Stated exercise: Search the data below for the string "Velocidade". Extract every line that contains it.

══════

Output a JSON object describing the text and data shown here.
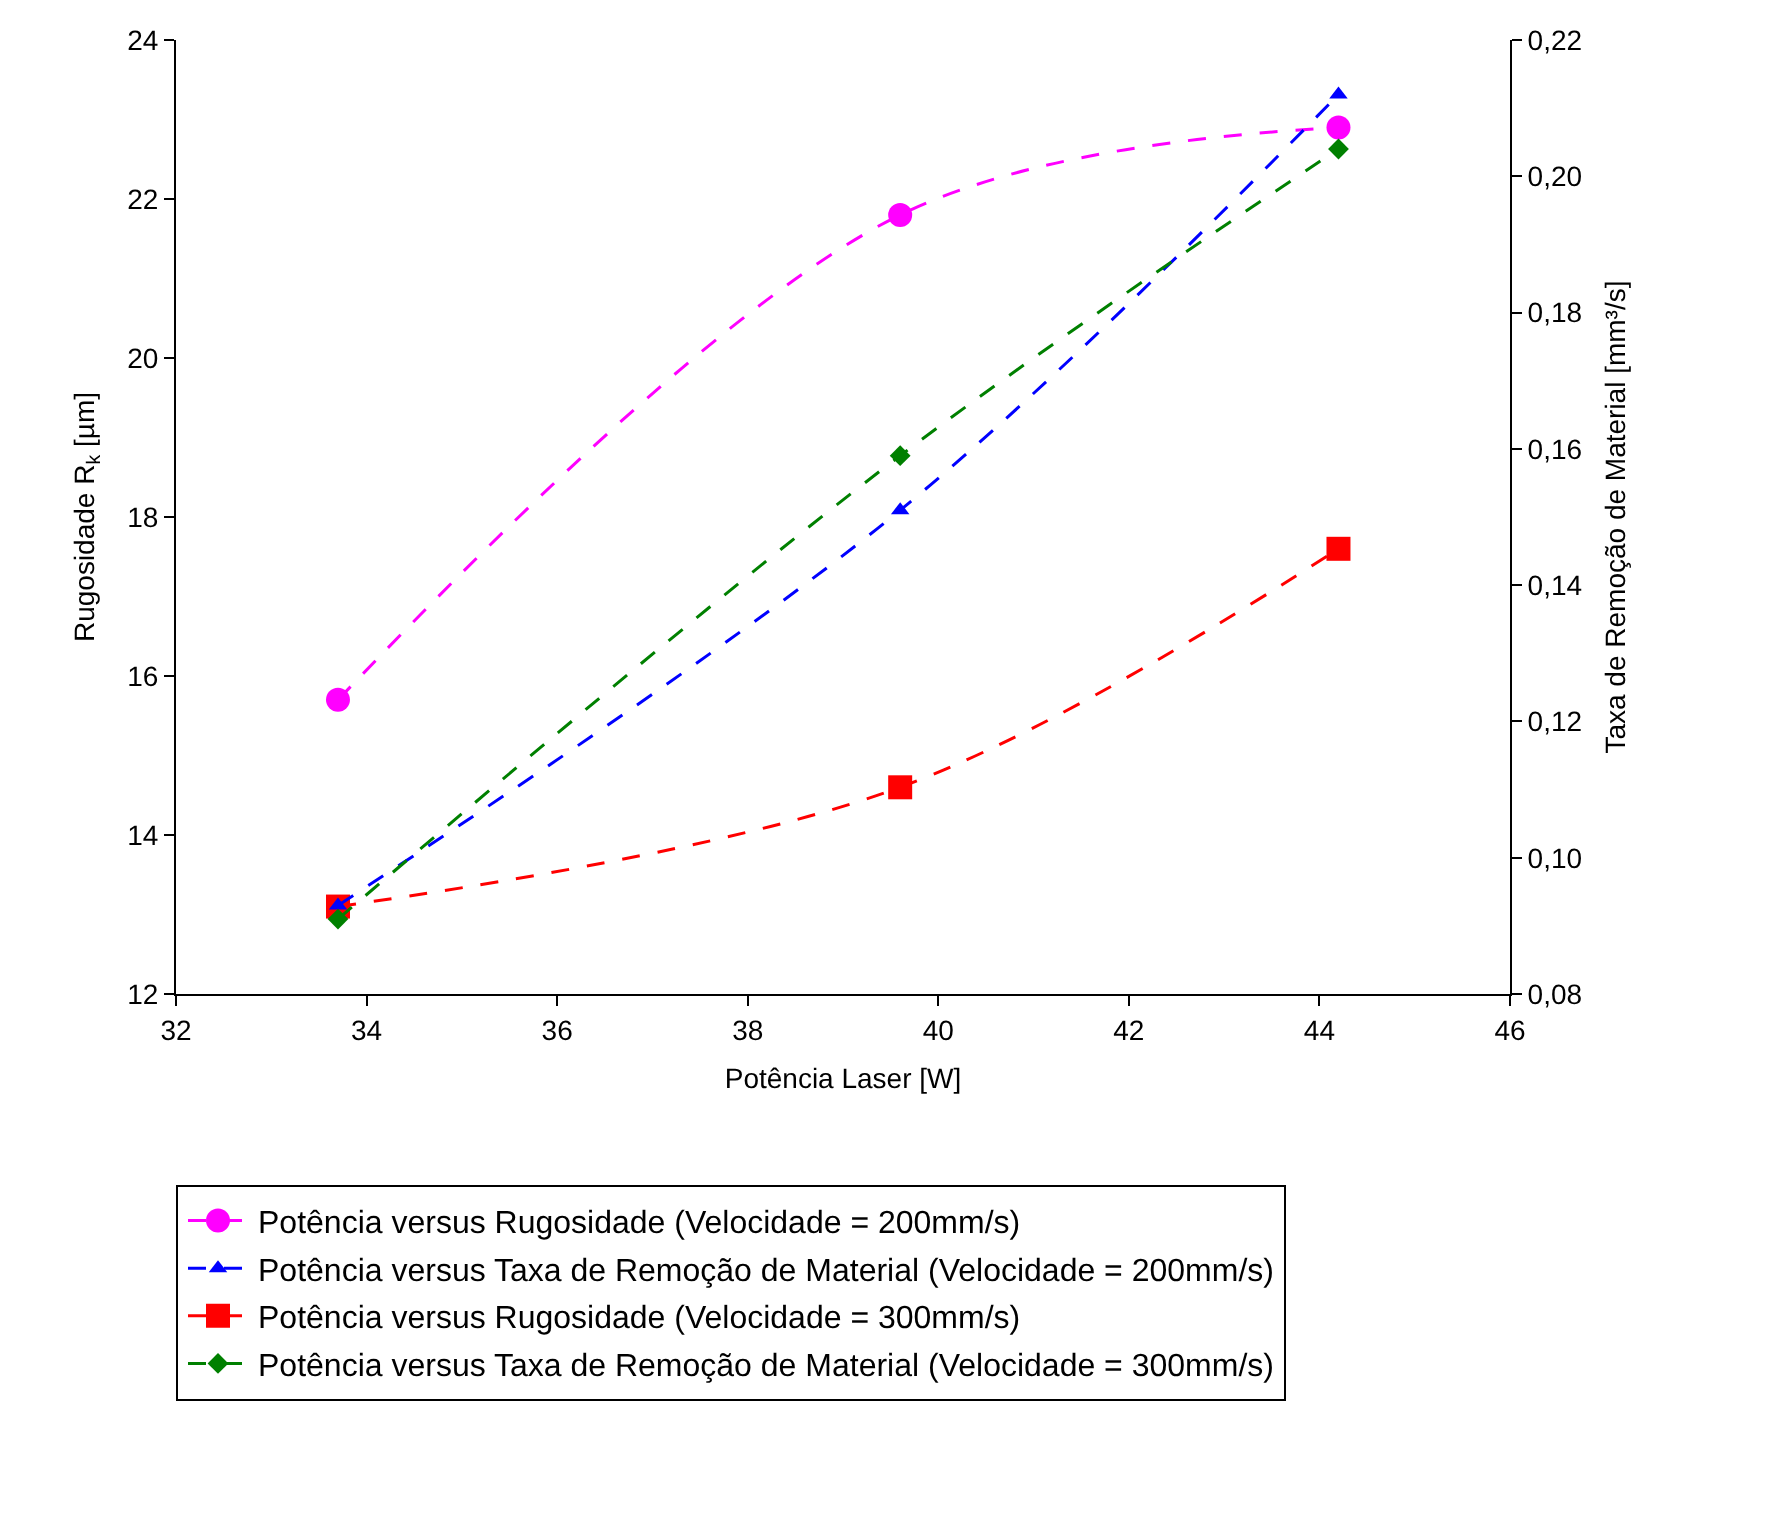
{
  "chart_data": {
    "type": "line",
    "xlabel": "Potência Laser [W]",
    "ylabel": "Rugosidade R$_{k}$ [µm]",
    "y2label": "Taxa de Remoção de Material [mm³/s]",
    "x": [
      33.7,
      39.6,
      44.2
    ],
    "series": [
      {
        "name": "Potência versus Rugosidade (Velocidade = 200mm/s)",
        "color": "#ff00ff",
        "marker": "circle",
        "values": [
          15.7,
          21.8,
          22.9
        ]
      },
      {
        "name": "Potência versus Taxa de Remoção de Material (Velocidade = 200mm/s)",
        "color": "#0000ff",
        "marker": "triangle",
        "axis": "y2",
        "values": [
          0.093,
          0.151,
          0.212
        ]
      },
      {
        "name": "Potência versus Rugosidade (Velocidade = 300mm/s)",
        "color": "#ff0000",
        "marker": "square",
        "values": [
          13.1,
          14.6,
          17.6
        ]
      },
      {
        "name": "Potência versus Taxa de Remoção de Material (Velocidade = 300mm/s)",
        "color": "#008000",
        "marker": "diamond",
        "axis": "y2",
        "values": [
          0.091,
          0.159,
          0.204
        ]
      }
    ],
    "xlim": [
      32,
      46
    ],
    "xticks": [
      32,
      34,
      36,
      38,
      40,
      42,
      44,
      46
    ],
    "ylim": [
      12,
      24
    ],
    "yticks": [
      12,
      14,
      16,
      18,
      20,
      22,
      24
    ],
    "y2lim": [
      0.08,
      0.22
    ],
    "y2ticks": [
      {
        "value": 0.08,
        "label": "0,08"
      },
      {
        "value": 0.1,
        "label": "0,10"
      },
      {
        "value": 0.12,
        "label": "0,12"
      },
      {
        "value": 0.14,
        "label": "0,14"
      },
      {
        "value": 0.16,
        "label": "0,16"
      },
      {
        "value": 0.18,
        "label": "0,18"
      },
      {
        "value": 0.2,
        "label": "0,20"
      },
      {
        "value": 0.22,
        "label": "0,22"
      }
    ],
    "grid": false,
    "legend": "bottom",
    "line_style": "dashed"
  }
}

══════

Task output:
        "name": "Potência versus Rugosidade (Velocidade = 200mm/s)",
        "name": "Potência versus Taxa de Remoção de Material (Velocidade = 200mm/s)",
        "name": "Potência versus Rugosidade (Velocidade = 300mm/s)",
        "name": "Potência versus Taxa de Remoção de Material (Velocidade = 300mm/s)",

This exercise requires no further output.